* Your goal:
Your task is to quote the material that follows, in full and exactly.

* Records for the exercise:
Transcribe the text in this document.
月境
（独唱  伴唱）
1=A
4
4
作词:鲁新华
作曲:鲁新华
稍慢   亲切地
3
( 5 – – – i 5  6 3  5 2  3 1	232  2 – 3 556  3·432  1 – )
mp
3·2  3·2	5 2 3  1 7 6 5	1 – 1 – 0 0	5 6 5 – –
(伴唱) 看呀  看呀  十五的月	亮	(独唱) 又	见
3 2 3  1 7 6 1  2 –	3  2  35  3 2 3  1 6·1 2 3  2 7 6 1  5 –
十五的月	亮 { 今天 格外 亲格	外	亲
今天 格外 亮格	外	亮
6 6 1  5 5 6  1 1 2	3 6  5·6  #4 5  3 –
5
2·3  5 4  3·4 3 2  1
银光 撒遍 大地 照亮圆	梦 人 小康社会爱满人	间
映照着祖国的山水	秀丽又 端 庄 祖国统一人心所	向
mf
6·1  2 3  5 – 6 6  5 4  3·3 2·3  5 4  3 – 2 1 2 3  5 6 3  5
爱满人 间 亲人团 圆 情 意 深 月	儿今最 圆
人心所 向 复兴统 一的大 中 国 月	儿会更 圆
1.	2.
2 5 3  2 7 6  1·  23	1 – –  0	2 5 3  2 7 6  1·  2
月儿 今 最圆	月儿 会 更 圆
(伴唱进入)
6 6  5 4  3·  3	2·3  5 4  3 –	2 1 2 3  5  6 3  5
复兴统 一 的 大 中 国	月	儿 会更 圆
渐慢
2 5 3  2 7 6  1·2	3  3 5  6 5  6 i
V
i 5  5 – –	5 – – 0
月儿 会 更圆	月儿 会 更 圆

* Full answer:
Transcribe the text in this document.
月境
（独唱  伴唱）
1=A
4
4
作词:鲁新华
作曲:鲁新华
稍慢   亲切地
3
( 5 – – – i 5  6 3  5 2  3 1	232  2 – 3 556  3·432  1 – )
mp
3·2  3·2	5 2 3  1 7 6 5	1 – 1 – 0 0	5 6 5 – –
(伴唱) 看呀  看呀  十五的月	亮	(独唱) 又	见
3 2 3  1 7 6 1  2 –	3  2  35  3 2 3  1 6·1 2 3  2 7 6 1  5 –
十五的月	亮 { 今天 格外 亲格	外	亲
今天 格外 亮格	外	亮
6 6 1  5 5 6  1 1 2	3 6  5·6  #4 5  3 –
5
2·3  5 4  3·4 3 2  1
银光 撒遍 大地 照亮圆	梦 人 小康社会爱满人	间
映照着祖国的山水	秀丽又 端 庄 祖国统一人心所	向
mf
6·1  2 3  5 – 6 6  5 4  3·3 2·3  5 4  3 – 2 1 2 3  5 6 3  5
爱满人 间 亲人团 圆 情 意 深 月	儿今最 圆
人心所 向 复兴统 一的大 中 国 月	儿会更 圆
1.	2.
2 5 3  2 7 6  1·  23	1 – –  0	2 5 3  2 7 6  1·  2
月儿 今 最圆	月儿 会 更 圆
(伴唱进入)
6 6  5 4  3·  3	2·3  5 4  3 –	2 1 2 3  5  6 3  5
复兴统 一 的 大 中 国	月	儿 会更 圆
渐慢
2 5 3  2 7 6  1·2	3  3 5  6 5  6 i
V
i 5  5 – –	5 – – 0
月儿 会 更圆	月儿 会 更 圆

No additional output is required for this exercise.